**What to do**: Repeat every line exactly, keeping the pictures out of the copy.

_ _ _ _ _ _ _

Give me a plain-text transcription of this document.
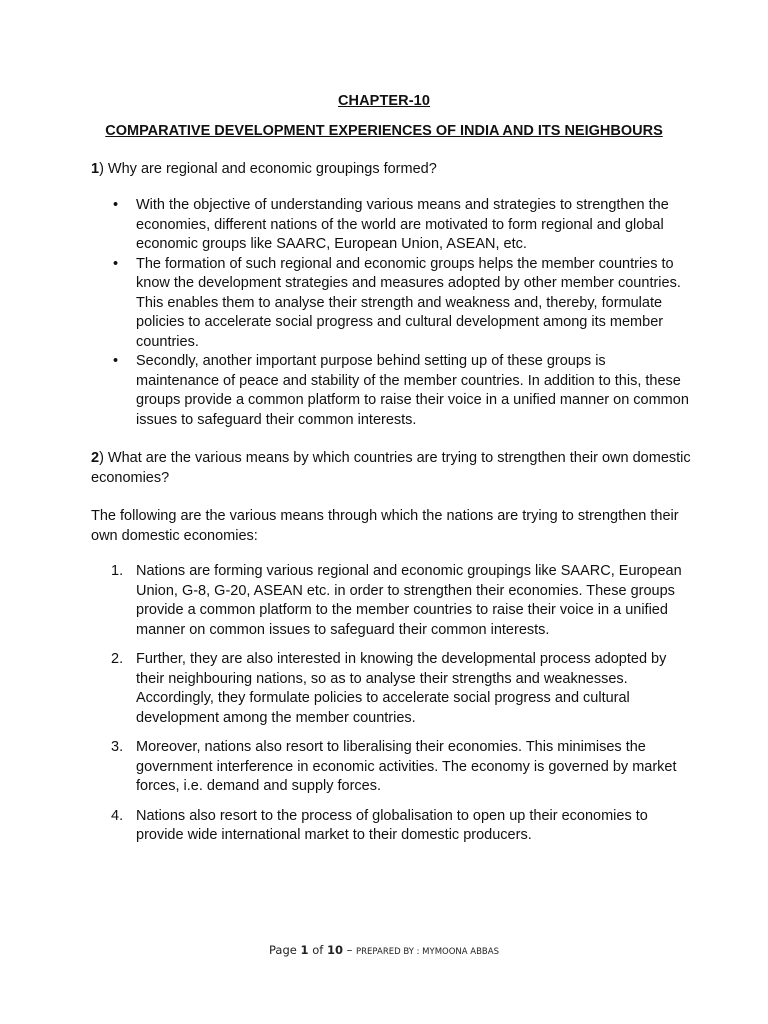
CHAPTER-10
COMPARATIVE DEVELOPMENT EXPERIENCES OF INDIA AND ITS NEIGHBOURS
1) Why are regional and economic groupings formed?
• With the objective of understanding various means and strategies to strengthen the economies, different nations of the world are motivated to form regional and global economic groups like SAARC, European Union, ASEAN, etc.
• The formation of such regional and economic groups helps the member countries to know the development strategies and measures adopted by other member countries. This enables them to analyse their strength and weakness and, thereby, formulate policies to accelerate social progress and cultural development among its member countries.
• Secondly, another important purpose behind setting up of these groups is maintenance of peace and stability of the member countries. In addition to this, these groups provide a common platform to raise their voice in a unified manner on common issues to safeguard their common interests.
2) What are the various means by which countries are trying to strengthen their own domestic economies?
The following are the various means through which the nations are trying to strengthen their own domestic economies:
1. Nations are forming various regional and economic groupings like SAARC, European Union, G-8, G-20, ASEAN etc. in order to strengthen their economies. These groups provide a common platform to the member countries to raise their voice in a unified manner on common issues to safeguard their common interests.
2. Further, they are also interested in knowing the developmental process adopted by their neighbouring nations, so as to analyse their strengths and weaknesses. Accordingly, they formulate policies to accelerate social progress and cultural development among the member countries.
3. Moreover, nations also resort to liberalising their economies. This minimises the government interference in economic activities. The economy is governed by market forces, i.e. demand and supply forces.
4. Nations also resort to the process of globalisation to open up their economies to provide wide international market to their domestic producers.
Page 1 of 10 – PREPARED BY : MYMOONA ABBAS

_ _ _ _ _ _ _

**Answer to this task**:
Give me a plain-text transcription of this document.
CHAPTER-10
COMPARATIVE DEVELOPMENT EXPERIENCES OF INDIA AND ITS NEIGHBOURS
1) Why are regional and economic groupings formed?
• With the objective of understanding various means and strategies to strengthen the economies, different nations of the world are motivated to form regional and global economic groups like SAARC, European Union, ASEAN, etc.
• The formation of such regional and economic groups helps the member countries to know the development strategies and measures adopted by other member countries. This enables them to analyse their strength and weakness and, thereby, formulate policies to accelerate social progress and cultural development among its member countries.
• Secondly, another important purpose behind setting up of these groups is maintenance of peace and stability of the member countries. In addition to this, these groups provide a common platform to raise their voice in a unified manner on common issues to safeguard their common interests.
2) What are the various means by which countries are trying to strengthen their own domestic economies?
The following are the various means through which the nations are trying to strengthen their own domestic economies:
1. Nations are forming various regional and economic groupings like SAARC, European Union, G-8, G-20, ASEAN etc. in order to strengthen their economies. These groups provide a common platform to the member countries to raise their voice in a unified manner on common issues to safeguard their common interests.
2. Further, they are also interested in knowing the developmental process adopted by their neighbouring nations, so as to analyse their strengths and weaknesses. Accordingly, they formulate policies to accelerate social progress and cultural development among the member countries.
3. Moreover, nations also resort to liberalising their economies. This minimises the government interference in economic activities. The economy is governed by market forces, i.e. demand and supply forces.
4. Nations also resort to the process of globalisation to open up their economies to provide wide international market to their domestic producers.
Page 1 of 10 – PREPARED BY : MYMOONA ABBAS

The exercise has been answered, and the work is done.